## Task statement
Write the entries out again exactly as they stand, but without the pictures.

## Material for this task
== == ==
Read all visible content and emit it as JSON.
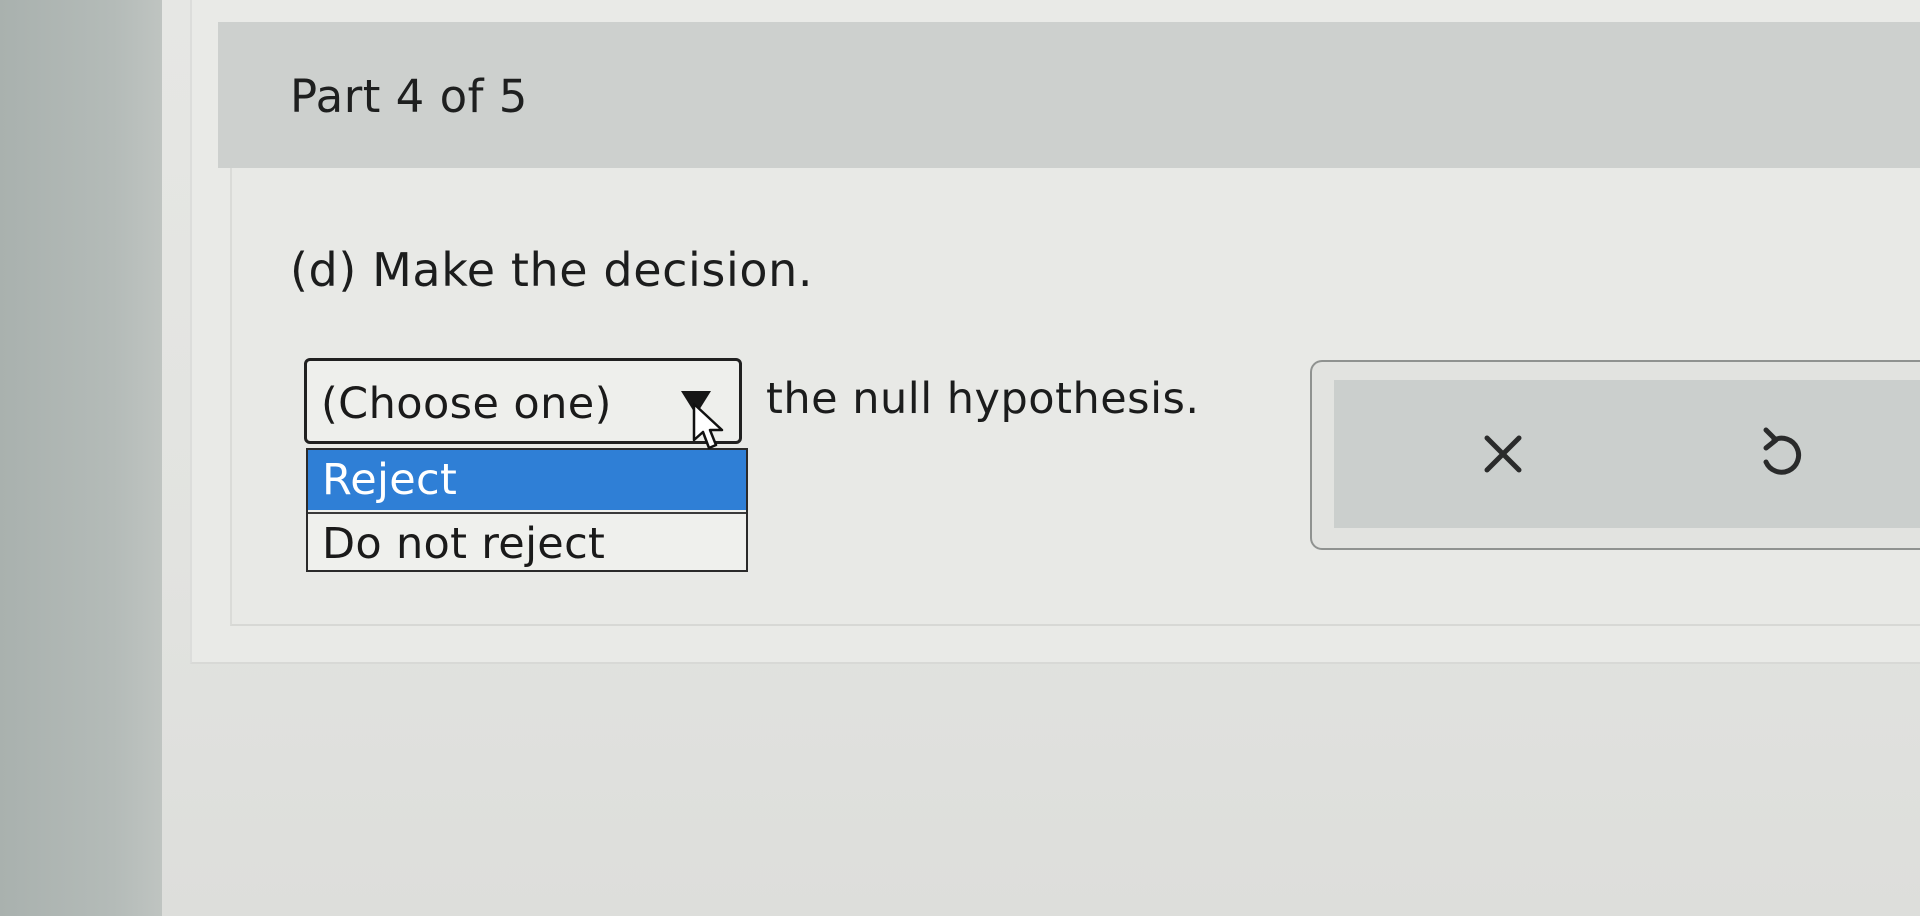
{
  "part": {
    "title": "Part 4 of 5"
  },
  "question": {
    "prompt": "(d) Make the decision.",
    "after_select": "the null hypothesis."
  },
  "select": {
    "current_value": "(Choose one)",
    "options": [
      "Reject",
      "Do not reject"
    ],
    "highlighted_index": 0
  },
  "actions": {
    "clear_icon": "close-icon",
    "undo_icon": "undo-icon"
  },
  "colors": {
    "highlight": "#2f7fd6",
    "header_bg": "#cdd0ce"
  }
}
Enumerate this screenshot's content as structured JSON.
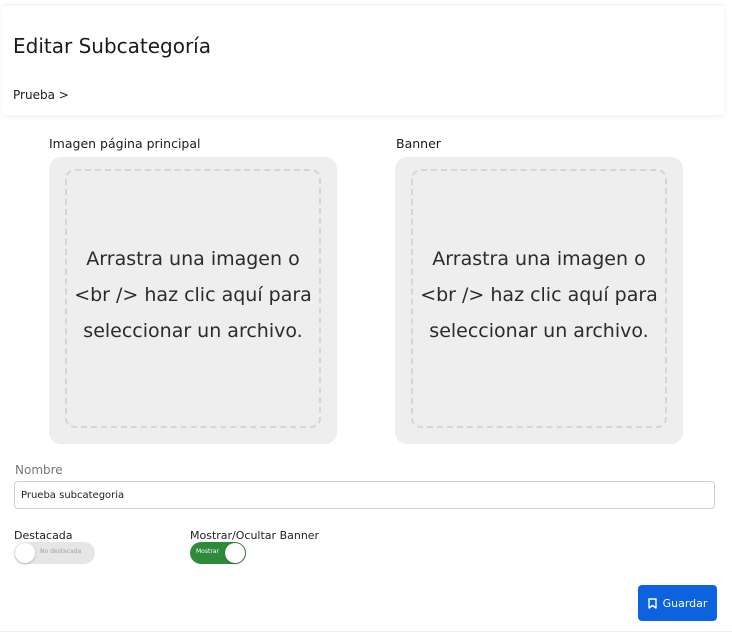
{
  "header": {
    "title": "Editar Subcategoría",
    "breadcrumb": "Prueba >"
  },
  "images": {
    "main_label": "Imagen página principal",
    "banner_label": "Banner",
    "dropzone_text": "Arrastra una imagen o <br /> haz clic aquí para seleccionar un archivo."
  },
  "form": {
    "name_label": "Nombre",
    "name_value": "Prueba subcategoria",
    "featured_label": "Destacada",
    "featured_state_text": "No destacada",
    "featured_on": false,
    "banner_toggle_label": "Mostrar/Ocultar Banner",
    "banner_state_text": "Mostrar",
    "banner_on": true
  },
  "actions": {
    "save_label": "Guardar",
    "save_icon": "bookmark-icon"
  },
  "colors": {
    "primary": "#0d62e0",
    "toggle_on": "#2f8a3a",
    "toggle_off": "#e6e6e6",
    "dropzone_bg": "#eeeeee"
  }
}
== == ==
## Expected output
Read all visible content and emit it as JSON.
{
  "part": {
    "title": "Part 4 of 5"
  },
  "question": {
    "prompt": "(d) Make the decision.",
    "after_select": "the null hypothesis."
  },
  "select": {
    "current_value": "(Choose one)",
    "options": [
      "Reject",
      "Do not reject"
    ],
    "highlighted_index": 0
  },
  "actions": {
    "clear_icon": "close-icon",
    "undo_icon": "undo-icon"
  },
  "colors": {
    "highlight": "#2f7fd6",
    "header_bg": "#cdd0ce"
  }
}
Enumerate this screenshot's content as structured JSON.
{
  "header": {
    "title": "Editar Subcategoría",
    "breadcrumb": "Prueba >"
  },
  "images": {
    "main_label": "Imagen página principal",
    "banner_label": "Banner",
    "dropzone_text": "Arrastra una imagen o <br /> haz clic aquí para seleccionar un archivo."
  },
  "form": {
    "name_label": "Nombre",
    "name_value": "Prueba subcategoria",
    "featured_label": "Destacada",
    "featured_state_text": "No destacada",
    "featured_on": false,
    "banner_toggle_label": "Mostrar/Ocultar Banner",
    "banner_state_text": "Mostrar",
    "banner_on": true
  },
  "actions": {
    "save_label": "Guardar",
    "save_icon": "bookmark-icon"
  },
  "colors": {
    "primary": "#0d62e0",
    "toggle_on": "#2f8a3a",
    "toggle_off": "#e6e6e6",
    "dropzone_bg": "#eeeeee"
  }
}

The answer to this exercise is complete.